Identify each line holding the string "tinh" and copy it.

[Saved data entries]
** start **
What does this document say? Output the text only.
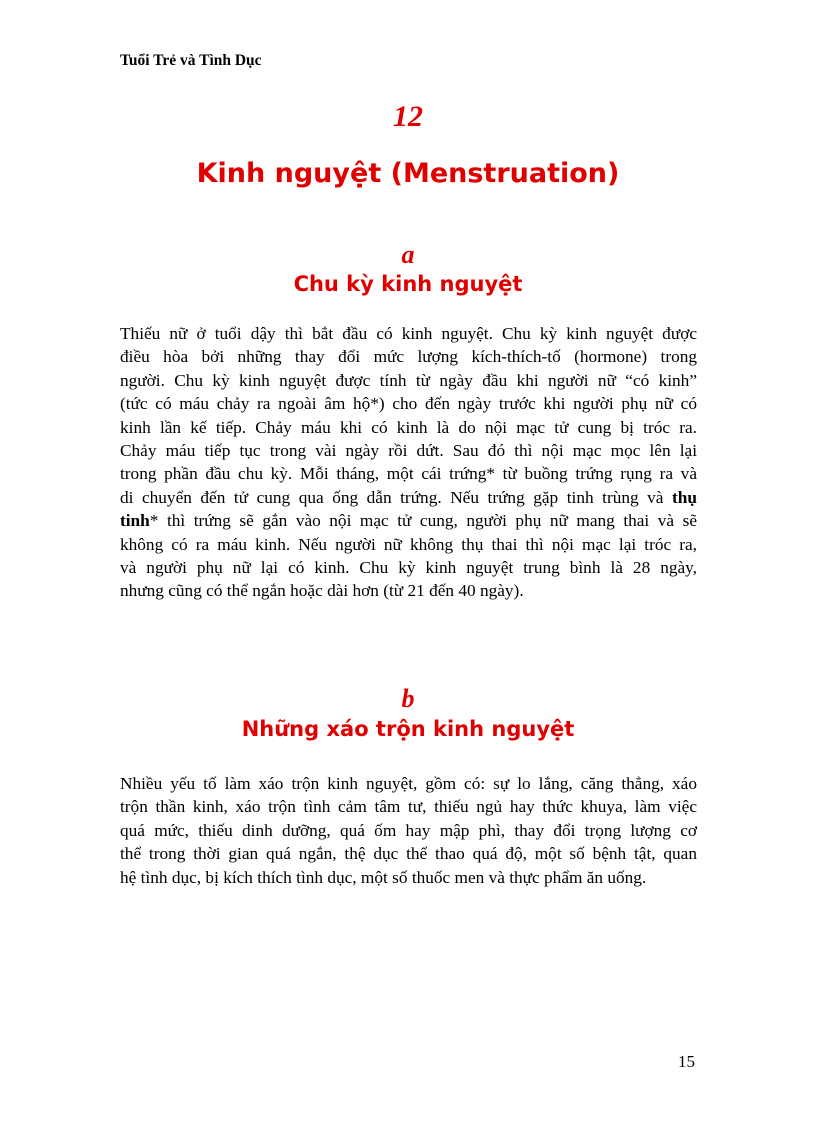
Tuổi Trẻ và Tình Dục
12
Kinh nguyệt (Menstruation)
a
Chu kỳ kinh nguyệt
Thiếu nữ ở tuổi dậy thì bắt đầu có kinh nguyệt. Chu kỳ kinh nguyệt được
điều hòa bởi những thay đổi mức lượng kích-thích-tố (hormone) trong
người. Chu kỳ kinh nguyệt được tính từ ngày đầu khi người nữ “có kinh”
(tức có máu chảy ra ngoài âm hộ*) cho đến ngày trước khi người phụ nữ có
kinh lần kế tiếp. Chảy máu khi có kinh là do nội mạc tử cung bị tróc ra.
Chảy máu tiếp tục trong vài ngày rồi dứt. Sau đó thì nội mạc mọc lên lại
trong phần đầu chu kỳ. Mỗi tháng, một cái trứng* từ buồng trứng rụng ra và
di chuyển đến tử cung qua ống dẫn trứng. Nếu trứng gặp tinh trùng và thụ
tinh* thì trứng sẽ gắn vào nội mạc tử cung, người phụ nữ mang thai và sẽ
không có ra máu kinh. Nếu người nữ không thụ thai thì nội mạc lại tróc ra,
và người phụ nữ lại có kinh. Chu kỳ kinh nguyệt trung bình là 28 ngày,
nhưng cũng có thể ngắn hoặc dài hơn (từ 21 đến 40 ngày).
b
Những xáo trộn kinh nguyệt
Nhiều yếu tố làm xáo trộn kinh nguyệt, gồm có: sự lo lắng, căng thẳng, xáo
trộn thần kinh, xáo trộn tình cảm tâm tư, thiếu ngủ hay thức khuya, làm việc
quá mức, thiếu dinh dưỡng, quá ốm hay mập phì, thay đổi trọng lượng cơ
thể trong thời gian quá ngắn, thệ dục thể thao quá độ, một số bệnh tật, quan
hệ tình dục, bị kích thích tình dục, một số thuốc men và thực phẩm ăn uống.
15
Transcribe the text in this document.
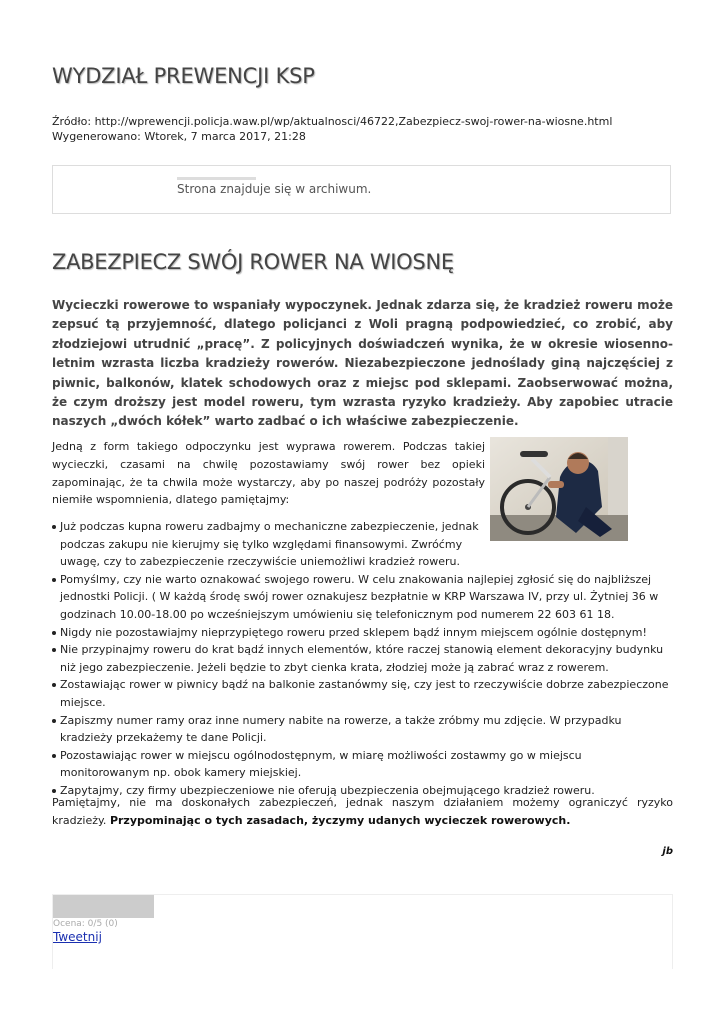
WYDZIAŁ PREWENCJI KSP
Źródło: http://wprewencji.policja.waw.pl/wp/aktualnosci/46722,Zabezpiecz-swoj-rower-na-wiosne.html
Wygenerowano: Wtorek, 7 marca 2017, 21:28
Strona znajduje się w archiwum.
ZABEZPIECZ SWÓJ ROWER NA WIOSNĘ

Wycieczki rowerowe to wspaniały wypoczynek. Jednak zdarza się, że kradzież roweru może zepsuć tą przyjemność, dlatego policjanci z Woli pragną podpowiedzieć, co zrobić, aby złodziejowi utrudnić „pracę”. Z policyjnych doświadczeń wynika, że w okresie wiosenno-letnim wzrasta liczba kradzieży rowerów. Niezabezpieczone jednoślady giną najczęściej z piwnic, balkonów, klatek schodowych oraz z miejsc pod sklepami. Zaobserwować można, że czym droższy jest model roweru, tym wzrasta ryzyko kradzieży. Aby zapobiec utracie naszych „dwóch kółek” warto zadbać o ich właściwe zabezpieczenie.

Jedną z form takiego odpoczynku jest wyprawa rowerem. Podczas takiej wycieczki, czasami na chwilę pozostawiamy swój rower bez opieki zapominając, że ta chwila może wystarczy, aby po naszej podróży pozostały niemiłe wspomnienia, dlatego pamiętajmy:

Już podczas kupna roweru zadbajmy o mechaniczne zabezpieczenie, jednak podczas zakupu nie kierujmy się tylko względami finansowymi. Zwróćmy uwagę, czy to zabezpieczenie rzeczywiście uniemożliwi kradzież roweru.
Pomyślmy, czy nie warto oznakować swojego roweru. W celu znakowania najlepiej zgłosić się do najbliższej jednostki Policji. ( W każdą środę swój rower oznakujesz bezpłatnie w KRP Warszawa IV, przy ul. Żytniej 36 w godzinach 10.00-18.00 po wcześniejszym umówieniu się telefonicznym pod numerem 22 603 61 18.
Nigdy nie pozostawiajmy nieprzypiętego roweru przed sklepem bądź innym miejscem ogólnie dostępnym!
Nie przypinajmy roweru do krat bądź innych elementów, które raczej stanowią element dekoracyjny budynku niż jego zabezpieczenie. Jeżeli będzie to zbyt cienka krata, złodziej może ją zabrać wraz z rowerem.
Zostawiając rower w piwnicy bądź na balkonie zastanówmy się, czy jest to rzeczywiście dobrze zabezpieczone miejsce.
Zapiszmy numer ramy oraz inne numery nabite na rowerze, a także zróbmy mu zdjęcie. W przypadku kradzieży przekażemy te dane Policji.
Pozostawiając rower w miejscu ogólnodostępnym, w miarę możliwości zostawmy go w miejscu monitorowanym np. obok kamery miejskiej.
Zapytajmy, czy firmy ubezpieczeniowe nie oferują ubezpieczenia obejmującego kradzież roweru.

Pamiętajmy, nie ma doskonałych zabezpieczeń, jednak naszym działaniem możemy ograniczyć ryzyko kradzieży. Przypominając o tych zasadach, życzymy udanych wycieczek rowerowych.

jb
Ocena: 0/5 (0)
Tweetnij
** end **
• _Answer in full_
di chuyển đến tử cung qua ống dẫn trứng. Nếu trứng gặp tinh trùng và thụ
tinh* thì trứng sẽ gắn vào nội mạc tử cung, người phụ nữ mang thai và sẽ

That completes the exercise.